## WHAT YOU SHOULD DO
Every line in the listing is to be echoed verbatim.

## DATA SUPPLIED
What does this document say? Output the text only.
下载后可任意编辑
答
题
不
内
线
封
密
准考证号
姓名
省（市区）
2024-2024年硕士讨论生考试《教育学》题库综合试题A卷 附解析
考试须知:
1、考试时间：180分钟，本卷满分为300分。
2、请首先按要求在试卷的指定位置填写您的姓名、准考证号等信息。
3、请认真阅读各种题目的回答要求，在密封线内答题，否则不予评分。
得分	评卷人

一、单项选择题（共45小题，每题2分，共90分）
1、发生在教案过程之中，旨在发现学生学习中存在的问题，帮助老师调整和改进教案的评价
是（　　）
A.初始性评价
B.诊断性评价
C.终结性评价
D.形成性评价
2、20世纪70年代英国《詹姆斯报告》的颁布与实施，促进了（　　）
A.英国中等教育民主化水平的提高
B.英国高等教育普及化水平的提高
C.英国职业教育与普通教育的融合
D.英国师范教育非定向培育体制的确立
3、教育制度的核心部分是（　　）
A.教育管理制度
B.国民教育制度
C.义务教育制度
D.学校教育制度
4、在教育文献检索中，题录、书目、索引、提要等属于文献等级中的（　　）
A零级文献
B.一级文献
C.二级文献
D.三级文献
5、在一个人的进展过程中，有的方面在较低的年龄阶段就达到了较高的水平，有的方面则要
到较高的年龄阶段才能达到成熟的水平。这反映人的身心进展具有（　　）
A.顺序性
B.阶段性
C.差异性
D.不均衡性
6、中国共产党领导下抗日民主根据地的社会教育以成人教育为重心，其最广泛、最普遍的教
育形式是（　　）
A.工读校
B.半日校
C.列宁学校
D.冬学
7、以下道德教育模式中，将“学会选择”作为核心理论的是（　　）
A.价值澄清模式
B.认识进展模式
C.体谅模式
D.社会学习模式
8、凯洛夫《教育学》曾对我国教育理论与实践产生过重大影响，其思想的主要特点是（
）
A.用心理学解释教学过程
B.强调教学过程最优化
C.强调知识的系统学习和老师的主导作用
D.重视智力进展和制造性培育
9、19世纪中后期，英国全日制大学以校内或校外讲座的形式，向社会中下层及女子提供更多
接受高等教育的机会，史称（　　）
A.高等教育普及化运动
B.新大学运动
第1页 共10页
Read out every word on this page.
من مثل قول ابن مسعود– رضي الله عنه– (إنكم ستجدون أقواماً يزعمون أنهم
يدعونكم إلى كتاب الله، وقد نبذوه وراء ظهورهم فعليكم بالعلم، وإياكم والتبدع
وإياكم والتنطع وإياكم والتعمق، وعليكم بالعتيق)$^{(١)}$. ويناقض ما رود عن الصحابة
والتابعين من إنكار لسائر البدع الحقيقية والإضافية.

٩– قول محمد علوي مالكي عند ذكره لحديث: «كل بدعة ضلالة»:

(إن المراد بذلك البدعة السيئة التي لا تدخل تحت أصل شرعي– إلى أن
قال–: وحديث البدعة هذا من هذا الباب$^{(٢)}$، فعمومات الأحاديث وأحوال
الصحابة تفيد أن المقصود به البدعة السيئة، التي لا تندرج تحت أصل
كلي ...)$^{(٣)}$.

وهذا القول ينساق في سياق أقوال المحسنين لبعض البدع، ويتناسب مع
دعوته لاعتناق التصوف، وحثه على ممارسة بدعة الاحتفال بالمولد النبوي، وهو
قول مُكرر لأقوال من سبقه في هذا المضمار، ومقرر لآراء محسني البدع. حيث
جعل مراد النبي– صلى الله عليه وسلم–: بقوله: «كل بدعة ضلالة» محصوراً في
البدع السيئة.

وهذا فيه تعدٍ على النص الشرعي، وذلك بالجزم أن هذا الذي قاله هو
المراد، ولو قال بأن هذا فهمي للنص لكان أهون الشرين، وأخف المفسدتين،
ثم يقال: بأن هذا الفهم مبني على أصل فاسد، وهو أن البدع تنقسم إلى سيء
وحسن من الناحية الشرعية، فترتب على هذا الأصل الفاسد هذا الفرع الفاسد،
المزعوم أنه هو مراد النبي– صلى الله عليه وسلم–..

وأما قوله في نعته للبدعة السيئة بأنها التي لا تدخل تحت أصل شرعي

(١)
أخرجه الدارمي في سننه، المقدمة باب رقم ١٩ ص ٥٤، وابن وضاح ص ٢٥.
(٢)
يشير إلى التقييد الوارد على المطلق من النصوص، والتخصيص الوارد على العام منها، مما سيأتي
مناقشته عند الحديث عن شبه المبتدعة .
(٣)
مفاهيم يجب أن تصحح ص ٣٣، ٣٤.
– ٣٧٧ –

## EXERCISE OUTPUT
What does this document say? Output the text only.
下载后可任意编辑
答
题
不
内
线
封
密
准考证号
姓名
省（市区）
2024-2024年硕士讨论生考试《教育学》题库综合试题A卷 附解析
考试须知:
1、考试时间：180分钟，本卷满分为300分。
2、请首先按要求在试卷的指定位置填写您的姓名、准考证号等信息。
3、请认真阅读各种题目的回答要求，在密封线内答题，否则不予评分。
得分	评卷人

一、单项选择题（共45小题，每题2分，共90分）
1、发生在教案过程之中，旨在发现学生学习中存在的问题，帮助老师调整和改进教案的评价
是（　　）
A.初始性评价
B.诊断性评价
C.终结性评价
D.形成性评价
2、20世纪70年代英国《詹姆斯报告》的颁布与实施，促进了（　　）
A.英国中等教育民主化水平的提高
B.英国高等教育普及化水平的提高
C.英国职业教育与普通教育的融合
D.英国师范教育非定向培育体制的确立
3、教育制度的核心部分是（　　）
A.教育管理制度
B.国民教育制度
C.义务教育制度
D.学校教育制度
4、在教育文献检索中，题录、书目、索引、提要等属于文献等级中的（　　）
A零级文献
B.一级文献
C.二级文献
D.三级文献
5、在一个人的进展过程中，有的方面在较低的年龄阶段就达到了较高的水平，有的方面则要
到较高的年龄阶段才能达到成熟的水平。这反映人的身心进展具有（　　）
A.顺序性
B.阶段性
C.差异性
D.不均衡性
6、中国共产党领导下抗日民主根据地的社会教育以成人教育为重心，其最广泛、最普遍的教
育形式是（　　）
A.工读校
B.半日校
C.列宁学校
D.冬学
7、以下道德教育模式中，将“学会选择”作为核心理论的是（　　）
A.价值澄清模式
B.认识进展模式
C.体谅模式
D.社会学习模式
8、凯洛夫《教育学》曾对我国教育理论与实践产生过重大影响，其思想的主要特点是（
）
A.用心理学解释教学过程
B.强调教学过程最优化
C.强调知识的系统学习和老师的主导作用
D.重视智力进展和制造性培育
9、19世纪中后期，英国全日制大学以校内或校外讲座的形式，向社会中下层及女子提供更多
接受高等教育的机会，史称（　　）
A.高等教育普及化运动
B.新大学运动
第1页 共10页
Read out every word on this page.
من مثل قول ابن مسعود– رضي الله عنه– (إنكم ستجدون أقواماً يزعمون أنهم
يدعونكم إلى كتاب الله، وقد نبذوه وراء ظهورهم فعليكم بالعلم، وإياكم والتبدع
وإياكم والتنطع وإياكم والتعمق، وعليكم بالعتيق)$^{(١)}$. ويناقض ما رود عن الصحابة
والتابعين من إنكار لسائر البدع الحقيقية والإضافية.

٩– قول محمد علوي مالكي عند ذكره لحديث: «كل بدعة ضلالة»:

(إن المراد بذلك البدعة السيئة التي لا تدخل تحت أصل شرعي– إلى أن
قال–: وحديث البدعة هذا من هذا الباب$^{(٢)}$، فعمومات الأحاديث وأحوال
الصحابة تفيد أن المقصود به البدعة السيئة، التي لا تندرج تحت أصل
كلي ...)$^{(٣)}$.

وهذا القول ينساق في سياق أقوال المحسنين لبعض البدع، ويتناسب مع
دعوته لاعتناق التصوف، وحثه على ممارسة بدعة الاحتفال بالمولد النبوي، وهو
قول مُكرر لأقوال من سبقه في هذا المضمار، ومقرر لآراء محسني البدع. حيث
جعل مراد النبي– صلى الله عليه وسلم–: بقوله: «كل بدعة ضلالة» محصوراً في
البدع السيئة.

وهذا فيه تعدٍ على النص الشرعي، وذلك بالجزم أن هذا الذي قاله هو
المراد، ولو قال بأن هذا فهمي للنص لكان أهون الشرين، وأخف المفسدتين،
ثم يقال: بأن هذا الفهم مبني على أصل فاسد، وهو أن البدع تنقسم إلى سيء
وحسن من الناحية الشرعية، فترتب على هذا الأصل الفاسد هذا الفرع الفاسد،
المزعوم أنه هو مراد النبي– صلى الله عليه وسلم–..

وأما قوله في نعته للبدعة السيئة بأنها التي لا تدخل تحت أصل شرعي

(١)
أخرجه الدارمي في سننه، المقدمة باب رقم ١٩ ص ٥٤، وابن وضاح ص ٢٥.
(٢)
يشير إلى التقييد الوارد على المطلق من النصوص، والتخصيص الوارد على العام منها، مما سيأتي
مناقشته عند الحديث عن شبه المبتدعة .
(٣)
مفاهيم يجب أن تصحح ص ٣٣، ٣٤.
– ٣٧٧ –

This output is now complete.